(Stored data)
===

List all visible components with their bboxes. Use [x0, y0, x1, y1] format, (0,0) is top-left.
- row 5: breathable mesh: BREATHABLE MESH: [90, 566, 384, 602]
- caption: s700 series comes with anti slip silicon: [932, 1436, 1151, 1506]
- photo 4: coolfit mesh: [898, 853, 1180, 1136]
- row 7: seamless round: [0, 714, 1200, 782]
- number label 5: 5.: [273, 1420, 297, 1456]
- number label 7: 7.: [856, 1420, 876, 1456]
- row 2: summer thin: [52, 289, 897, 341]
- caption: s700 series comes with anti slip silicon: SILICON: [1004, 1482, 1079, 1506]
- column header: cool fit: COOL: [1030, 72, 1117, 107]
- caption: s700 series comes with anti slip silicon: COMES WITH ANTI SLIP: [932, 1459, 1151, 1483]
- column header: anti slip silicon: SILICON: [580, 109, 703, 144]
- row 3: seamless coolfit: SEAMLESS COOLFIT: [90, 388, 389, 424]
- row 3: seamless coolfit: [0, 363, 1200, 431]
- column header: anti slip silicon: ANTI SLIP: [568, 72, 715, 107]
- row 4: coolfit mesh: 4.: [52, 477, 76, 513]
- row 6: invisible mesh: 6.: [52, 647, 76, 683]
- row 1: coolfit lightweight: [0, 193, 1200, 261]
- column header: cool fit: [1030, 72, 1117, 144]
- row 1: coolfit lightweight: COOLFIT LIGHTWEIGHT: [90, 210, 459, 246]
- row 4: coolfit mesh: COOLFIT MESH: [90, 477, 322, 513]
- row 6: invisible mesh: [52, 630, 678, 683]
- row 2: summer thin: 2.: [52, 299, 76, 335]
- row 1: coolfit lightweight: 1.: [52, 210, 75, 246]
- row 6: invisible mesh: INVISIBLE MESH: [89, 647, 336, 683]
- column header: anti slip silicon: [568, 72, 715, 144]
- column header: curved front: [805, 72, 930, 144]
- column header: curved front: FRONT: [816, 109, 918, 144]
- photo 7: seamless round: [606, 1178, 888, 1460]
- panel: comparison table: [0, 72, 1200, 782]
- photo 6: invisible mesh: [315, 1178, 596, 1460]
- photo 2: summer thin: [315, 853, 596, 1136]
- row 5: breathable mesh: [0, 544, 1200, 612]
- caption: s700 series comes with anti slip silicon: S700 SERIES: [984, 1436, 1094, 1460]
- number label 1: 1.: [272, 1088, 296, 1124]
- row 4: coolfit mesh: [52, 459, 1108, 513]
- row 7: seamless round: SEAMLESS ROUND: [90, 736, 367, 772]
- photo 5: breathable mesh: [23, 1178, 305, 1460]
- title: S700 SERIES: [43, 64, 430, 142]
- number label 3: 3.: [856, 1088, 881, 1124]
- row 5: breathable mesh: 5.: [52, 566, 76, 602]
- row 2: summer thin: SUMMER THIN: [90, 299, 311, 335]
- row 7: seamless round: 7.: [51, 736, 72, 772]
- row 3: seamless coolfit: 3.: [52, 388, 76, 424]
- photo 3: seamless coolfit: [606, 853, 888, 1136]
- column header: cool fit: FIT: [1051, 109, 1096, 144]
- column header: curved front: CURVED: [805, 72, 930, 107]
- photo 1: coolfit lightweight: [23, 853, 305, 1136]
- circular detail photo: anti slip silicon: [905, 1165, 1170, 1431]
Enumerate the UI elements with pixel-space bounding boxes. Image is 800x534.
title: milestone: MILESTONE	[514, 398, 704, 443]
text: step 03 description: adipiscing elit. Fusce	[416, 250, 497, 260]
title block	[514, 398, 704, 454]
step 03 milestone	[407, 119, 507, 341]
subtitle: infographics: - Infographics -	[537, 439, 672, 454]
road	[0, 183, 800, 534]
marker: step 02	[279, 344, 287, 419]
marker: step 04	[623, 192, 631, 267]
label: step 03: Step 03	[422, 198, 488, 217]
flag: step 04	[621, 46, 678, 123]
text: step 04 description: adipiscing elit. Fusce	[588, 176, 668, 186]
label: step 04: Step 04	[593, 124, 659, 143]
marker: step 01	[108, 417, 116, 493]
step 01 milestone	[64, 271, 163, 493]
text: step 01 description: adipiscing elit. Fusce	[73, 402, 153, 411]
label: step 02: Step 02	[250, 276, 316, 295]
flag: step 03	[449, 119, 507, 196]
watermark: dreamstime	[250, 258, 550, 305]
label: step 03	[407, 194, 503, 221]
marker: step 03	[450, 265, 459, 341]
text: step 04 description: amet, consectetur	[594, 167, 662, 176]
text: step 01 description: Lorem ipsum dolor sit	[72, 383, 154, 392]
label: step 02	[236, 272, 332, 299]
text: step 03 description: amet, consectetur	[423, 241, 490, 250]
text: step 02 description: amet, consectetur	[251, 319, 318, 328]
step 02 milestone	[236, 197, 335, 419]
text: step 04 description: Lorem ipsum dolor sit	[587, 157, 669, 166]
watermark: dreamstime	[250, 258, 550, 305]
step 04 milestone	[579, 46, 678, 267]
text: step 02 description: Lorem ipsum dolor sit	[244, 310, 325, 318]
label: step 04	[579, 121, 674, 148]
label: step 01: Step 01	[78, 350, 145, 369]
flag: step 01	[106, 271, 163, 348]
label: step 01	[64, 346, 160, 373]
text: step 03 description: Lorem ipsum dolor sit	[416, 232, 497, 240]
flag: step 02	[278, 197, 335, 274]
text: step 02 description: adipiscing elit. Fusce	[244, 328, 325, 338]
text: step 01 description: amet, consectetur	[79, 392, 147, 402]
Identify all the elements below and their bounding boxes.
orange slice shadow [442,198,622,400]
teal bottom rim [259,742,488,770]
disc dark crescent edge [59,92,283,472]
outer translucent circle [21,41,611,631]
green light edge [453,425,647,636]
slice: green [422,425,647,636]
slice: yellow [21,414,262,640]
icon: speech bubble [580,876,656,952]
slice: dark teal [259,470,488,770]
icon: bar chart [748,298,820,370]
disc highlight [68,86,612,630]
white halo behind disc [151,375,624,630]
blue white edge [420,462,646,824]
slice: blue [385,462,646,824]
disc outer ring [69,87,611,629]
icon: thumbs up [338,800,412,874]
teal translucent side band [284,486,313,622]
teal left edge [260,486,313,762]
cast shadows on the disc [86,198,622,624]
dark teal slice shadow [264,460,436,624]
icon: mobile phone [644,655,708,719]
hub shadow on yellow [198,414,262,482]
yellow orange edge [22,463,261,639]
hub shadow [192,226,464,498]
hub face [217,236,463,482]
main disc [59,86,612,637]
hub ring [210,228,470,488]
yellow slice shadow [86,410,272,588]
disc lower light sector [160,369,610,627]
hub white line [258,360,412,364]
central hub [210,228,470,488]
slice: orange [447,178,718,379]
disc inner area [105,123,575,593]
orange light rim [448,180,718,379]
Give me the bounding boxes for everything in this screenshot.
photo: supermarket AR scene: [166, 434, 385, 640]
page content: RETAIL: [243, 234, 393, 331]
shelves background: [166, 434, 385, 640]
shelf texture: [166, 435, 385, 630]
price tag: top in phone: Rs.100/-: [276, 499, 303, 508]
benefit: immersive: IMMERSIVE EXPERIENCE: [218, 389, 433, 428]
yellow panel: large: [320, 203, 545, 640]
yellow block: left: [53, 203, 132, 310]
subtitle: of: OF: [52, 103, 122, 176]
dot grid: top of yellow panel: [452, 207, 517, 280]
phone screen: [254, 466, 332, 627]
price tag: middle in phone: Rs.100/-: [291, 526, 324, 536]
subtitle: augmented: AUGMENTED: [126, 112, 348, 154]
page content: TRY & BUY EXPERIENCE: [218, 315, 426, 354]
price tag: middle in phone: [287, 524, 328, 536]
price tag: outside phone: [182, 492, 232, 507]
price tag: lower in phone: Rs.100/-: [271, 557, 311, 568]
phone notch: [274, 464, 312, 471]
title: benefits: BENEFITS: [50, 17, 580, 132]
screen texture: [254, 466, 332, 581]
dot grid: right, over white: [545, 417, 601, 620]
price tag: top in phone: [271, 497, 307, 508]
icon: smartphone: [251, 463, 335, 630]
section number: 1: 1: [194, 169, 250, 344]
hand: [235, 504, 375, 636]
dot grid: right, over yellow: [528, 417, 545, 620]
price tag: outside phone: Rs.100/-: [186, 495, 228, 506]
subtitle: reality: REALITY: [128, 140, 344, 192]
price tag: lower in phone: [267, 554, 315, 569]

===

WHAT THE TASK REQUIRES
Please copy out, character for character, the stretch of the listing from its first line through the line containing "- row 3: seamless coolfit: SEAMLESS", with both ends included.

OUTPUT OF THE TASK
List all visible components with their bboxes. Use [x0, y0, x1, y1] format, (0,0) is top-left.
- row 5: breathable mesh: BREATHABLE MESH: [90, 566, 384, 602]
- caption: s700 series comes with anti slip silicon: [932, 1436, 1151, 1506]
- photo 4: coolfit mesh: [898, 853, 1180, 1136]
- row 7: seamless round: [0, 714, 1200, 782]
- number label 5: 5.: [273, 1420, 297, 1456]
- number label 7: 7.: [856, 1420, 876, 1456]
- row 2: summer thin: [52, 289, 897, 341]
- caption: s700 series comes with anti slip silicon: SILICON: [1004, 1482, 1079, 1506]
- column header: cool fit: COOL: [1030, 72, 1117, 107]
- caption: s700 series comes with anti slip silicon: COMES WITH ANTI SLIP: [932, 1459, 1151, 1483]
- column header: anti slip silicon: SILICON: [580, 109, 703, 144]
- row 3: seamless coolfit: SEAMLESS COOLFIT: [90, 388, 389, 424]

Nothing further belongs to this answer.